Reproduce the listing below verbatim, keeping every line and value unchanged.
#### Data to process
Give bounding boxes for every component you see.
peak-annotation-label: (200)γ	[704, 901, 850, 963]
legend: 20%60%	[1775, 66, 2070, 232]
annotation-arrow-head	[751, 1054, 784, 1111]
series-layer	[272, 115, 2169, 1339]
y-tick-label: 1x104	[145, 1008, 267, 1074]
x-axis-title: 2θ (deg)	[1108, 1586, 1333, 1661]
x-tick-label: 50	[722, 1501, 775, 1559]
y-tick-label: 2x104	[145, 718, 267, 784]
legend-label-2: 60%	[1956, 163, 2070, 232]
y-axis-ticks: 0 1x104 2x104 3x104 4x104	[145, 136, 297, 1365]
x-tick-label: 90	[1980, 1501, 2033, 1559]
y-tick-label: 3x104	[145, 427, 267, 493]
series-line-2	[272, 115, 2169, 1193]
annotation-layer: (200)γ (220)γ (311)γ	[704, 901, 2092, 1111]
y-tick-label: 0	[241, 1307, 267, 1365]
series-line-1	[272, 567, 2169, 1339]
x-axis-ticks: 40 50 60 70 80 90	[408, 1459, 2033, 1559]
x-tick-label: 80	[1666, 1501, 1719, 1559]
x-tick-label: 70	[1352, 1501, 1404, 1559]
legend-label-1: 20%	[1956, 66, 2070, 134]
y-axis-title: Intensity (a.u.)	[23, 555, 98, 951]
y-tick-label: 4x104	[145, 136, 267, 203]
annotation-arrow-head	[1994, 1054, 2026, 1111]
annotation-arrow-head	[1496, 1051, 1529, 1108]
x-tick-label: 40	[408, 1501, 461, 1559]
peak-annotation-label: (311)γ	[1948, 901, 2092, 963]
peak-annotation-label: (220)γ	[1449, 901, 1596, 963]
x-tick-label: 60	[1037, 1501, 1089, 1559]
########
▶ [Full output]
Give bounding boxes for every component you see.
peak-annotation-label: (200)γ	[704, 901, 850, 963]
legend: 20%60%	[1775, 66, 2070, 232]
annotation-arrow-head	[751, 1054, 784, 1111]
series-layer	[272, 115, 2169, 1339]
y-tick-label: 1x104	[145, 1008, 267, 1074]
x-axis-title: 2θ (deg)	[1108, 1586, 1333, 1661]
x-tick-label: 50	[722, 1501, 775, 1559]
y-tick-label: 2x104	[145, 718, 267, 784]
legend-label-2: 60%	[1956, 163, 2070, 232]
y-axis-ticks: 0 1x104 2x104 3x104 4x104	[145, 136, 297, 1365]
x-tick-label: 90	[1980, 1501, 2033, 1559]
y-tick-label: 3x104	[145, 427, 267, 493]
series-line-2	[272, 115, 2169, 1193]
annotation-layer: (200)γ (220)γ (311)γ	[704, 901, 2092, 1111]
y-tick-label: 0	[241, 1307, 267, 1365]
series-line-1	[272, 567, 2169, 1339]
x-axis-ticks: 40 50 60 70 80 90	[408, 1459, 2033, 1559]
x-tick-label: 80	[1666, 1501, 1719, 1559]
x-tick-label: 70	[1352, 1501, 1404, 1559]
legend-label-1: 20%	[1956, 66, 2070, 134]
y-axis-title: Intensity (a.u.)	[23, 555, 98, 951]
y-tick-label: 4x104	[145, 136, 267, 203]
annotation-arrow-head	[1994, 1054, 2026, 1111]
annotation-arrow-head	[1496, 1051, 1529, 1108]
x-tick-label: 40	[408, 1501, 461, 1559]
peak-annotation-label: (311)γ	[1948, 901, 2092, 963]
peak-annotation-label: (220)γ	[1449, 901, 1596, 963]
x-tick-label: 60	[1037, 1501, 1089, 1559]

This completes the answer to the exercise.